:: BRIEF ::
Copy out every line in the entries below that includes "especially".
#### RECORDS TO PROCESS ####
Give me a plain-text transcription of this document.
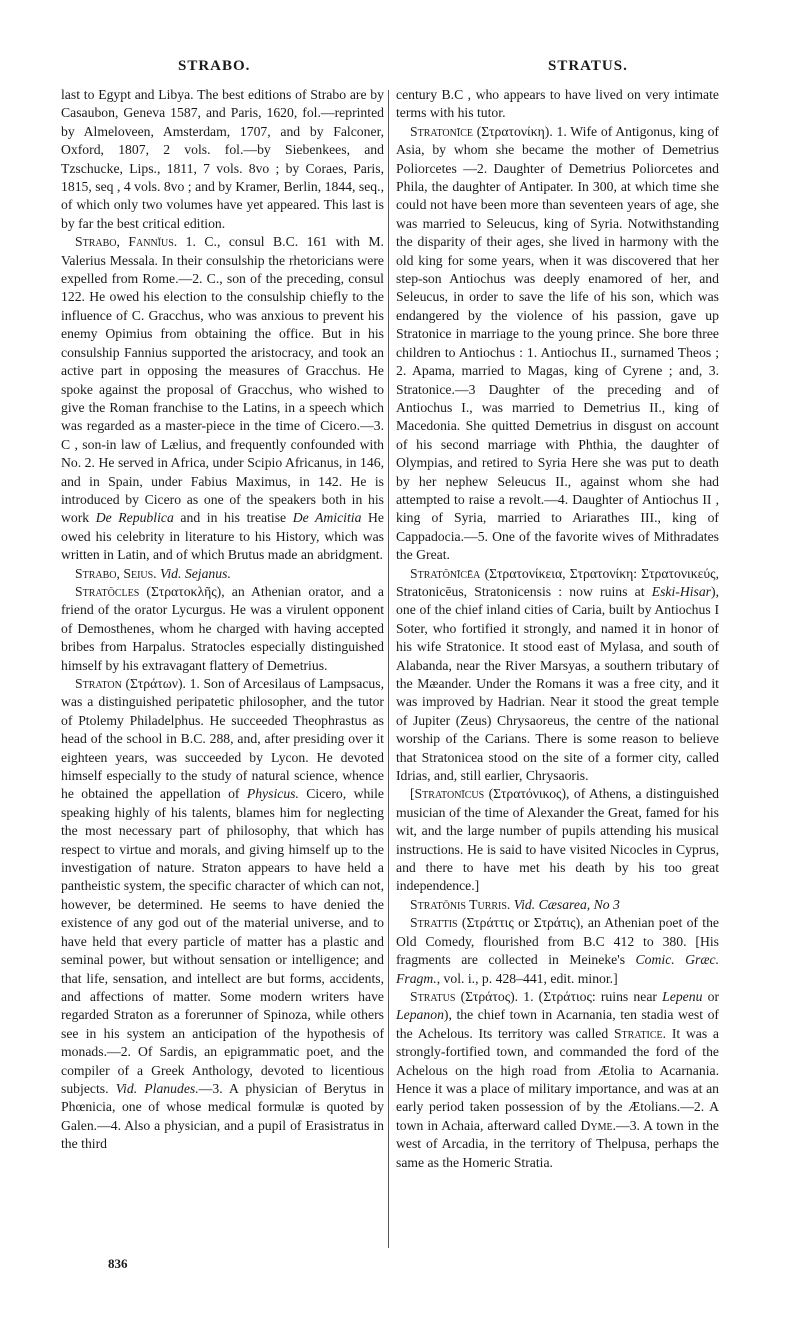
STRABO.	STRATUS.

last to Egypt and Libya. The best editions of Strabo are by Casaubon, Geneva 1587, and Paris, 1620, fol.—reprinted by Almeloveen, Amsterdam, 1707, and by Falconer, Oxford, 1807, 2 vols. fol.—by Siebenkees, and Tzschucke, Lips., 1811, 7 vols. 8vo ; by Coraes, Paris, 1815, seq , 4 vols. 8vo ; and by Kramer, Berlin, 1844, seq., of which only two volumes have yet appeared. This last is by far the best critical edition.

Strabo, Fannĭus. 1. C., consul B.C. 161 with M. Valerius Messala. In their consulship the rhetoricians were expelled from Rome.—2. C., son of the preceding, consul 122. He owed his election to the consulship chiefly to the influence of C. Gracchus, who was anxious to prevent his enemy Opimius from obtaining the office. But in his consulship Fannius supported the aristocracy, and took an active part in opposing the measures of Gracchus. He spoke against the proposal of Gracchus, who wished to give the Roman franchise to the Latins, in a speech which was regarded as a master-piece in the time of Cicero.—3. C , son-in law of Lælius, and frequently confounded with No. 2. He served in Africa, under Scipio Africanus, in 146, and in Spain, under Fabius Maximus, in 142. He is introduced by Cicero as one of the speakers both in his work De Republica and in his treatise De Amicitia He owed his celebrity in literature to his History, which was written in Latin, and of which Brutus made an abridgment.

Strabo, Seius. Vid. Sejanus.

Stratŏcles (Στρατοκλῆς), an Athenian orator, and a friend of the orator Lycurgus. He was a virulent opponent of Demosthenes, whom he charged with having accepted bribes from Harpalus. Stratocles especially distinguished himself by his extravagant flattery of Demetrius.

Straton (Στράτων). 1. Son of Arcesilaus of Lampsacus, was a distinguished peripatetic philosopher, and the tutor of Ptolemy Philadelphus. He succeeded Theophrastus as head of the school in B.C. 288, and, after presiding over it eighteen years, was succeeded by Lycon. He devoted himself especially to the study of natural science, whence he obtained the appellation of Physicus. Cicero, while speaking highly of his talents, blames him for neglecting the most necessary part of philosophy, that which has respect to virtue and morals, and giving himself up to the investigation of nature. Straton appears to have held a pantheistic system, the specific character of which can not, however, be determined. He seems to have denied the existence of any god out of the material universe, and to have held that every particle of matter has a plastic and seminal power, but without sensation or intelligence; and that life, sensation, and intellect are but forms, accidents, and affections of matter. Some modern writers have regarded Straton as a forerunner of Spinoza, while others see in his system an anticipation of the hypothesis of monads.—2. Of Sardis, an epigrammatic poet, and the compiler of a Greek Anthology, devoted to licentious subjects. Vid. Planudes.—3. A physician of Berytus in Phœnicia, one of whose medical formulæ is quoted by Galen.—4. Also a physician, and a pupil of Erasistratus in the third

century B.C , who appears to have lived on very intimate terms with his tutor.

Stratonīce (Στρατονίκη). 1. Wife of Antigonus, king of Asia, by whom she became the mother of Demetrius Poliorcetes —2. Daughter of Demetrius Poliorcetes and Phila, the daughter of Antipater. In 300, at which time she could not have been more than seventeen years of age, she was married to Seleucus, king of Syria. Notwithstanding the disparity of their ages, she lived in harmony with the old king for some years, when it was discovered that her step-son Antiochus was deeply enamored of her, and Seleucus, in order to save the life of his son, which was endangered by the violence of his passion, gave up Stratonice in marriage to the young prince. She bore three children to Antiochus : 1. Antiochus II., surnamed Theos ; 2. Apama, married to Magas, king of Cyrene ; and, 3. Stratonice.—3 Daughter of the preceding and of Antiochus I., was married to Demetrius II., king of Macedonia. She quitted Demetrius in disgust on account of his second marriage with Phthia, the daughter of Olympias, and retired to Syria Here she was put to death by her nephew Seleucus II., against whom she had attempted to raise a revolt.—4. Daughter of Antiochus II , king of Syria, married to Ariarathes III., king of Cappadocia.—5. One of the favorite wives of Mithradates the Great.

Stratŏnīcēa (Στρατονίκεια, Στρατονίκη: Στρατονικεύς, Stratonicēus, Stratonicensis : now ruins at Eski-Hisar), one of the chief inland cities of Caria, built by Antiochus I Soter, who fortified it strongly, and named it in honor of his wife Stratonice. It stood east of Mylasa, and south of Alabanda, near the River Marsyas, a southern tributary of the Mæander. Under the Romans it was a free city, and it was improved by Hadrian. Near it stood the great temple of Jupiter (Zeus) Chrysaoreus, the centre of the national worship of the Carians. There is some reason to believe that Stratonicea stood on the site of a former city, called Idrias, and, still earlier, Chrysaoris.

[Stratonīcus (Στρατόνικος), of Athens, a distinguished musician of the time of Alexander the Great, famed for his wit, and the large number of pupils attending his musical instructions. He is said to have visited Nicocles in Cyprus, and there to have met his death by his too great independence.]

Stratōnis Turris. Vid. Cæsarea, No 3

Strattis (Στράττις or Στράτις), an Athenian poet of the Old Comedy, flourished from B.C 412 to 380. [His fragments are collected in Meineke's Comic. Græc. Fragm., vol. i., p. 428–441, edit. minor.]

Stratus (Στράτος). 1. (Στράτιος: ruins near Lepenu or Lepanon), the chief town in Acarnania, ten stadia west of the Achelous. Its territory was called Stratice. It was a strongly-fortified town, and commanded the ford of the Achelous on the high road from Ætolia to Acarnania. Hence it was a place of military importance, and was at an early period taken possession of by the Ætolians.—2. A town in Achaia, afterward called Dyme.—3. A town in the west of Arcadia, in the territory of Thelpusa, perhaps the same as the Homeric Stratia.

836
####
:: SOLUTION ::
Stratŏcles (Στρατοκλῆς), an Athenian orator, and a friend of the orator Lycurgus. He was a virulent opponent of Demosthenes, whom he charged with having accepted bribes from Harpalus. Stratocles especially distinguished himself by his extravagant flattery of Demetrius.
Straton (Στράτων). 1. Son of Arcesilaus of Lampsacus, was a distinguished peripatetic philosopher, and the tutor of Ptolemy Philadelphus. He succeeded Theophrastus as head of the school in B.C. 288, and, after presiding over it eighteen years, was succeeded by Lycon. He devoted himself especially to the study of natural science, whence he obtained the appellation of Physicus. Cicero, while speaking highly of his talents, blames him for neglecting the most necessary part of philosophy, that which has respect to virtue and morals, and giving himself up to the investigation of nature. Straton appears to have held a pantheistic system, the specific character of which can not, however, be determined. He seems to have denied the existence of any god out of the material universe, and to have held that every particle of matter has a plastic and seminal power, but without sensation or intelligence; and that life, sensation, and intellect are but forms, accidents, and affections of matter. Some modern writers have regarded Straton as a forerunner of Spinoza, while others see in his system an anticipation of the hypothesis of monads.—2. Of Sardis, an epigrammatic poet, and the compiler of a Greek Anthology, devoted to licentious subjects. Vid. Planudes.—3. A physician of Berytus in Phœnicia, one of whose medical formulæ is quoted by Galen.—4. Also a physician, and a pupil of Erasistratus in the third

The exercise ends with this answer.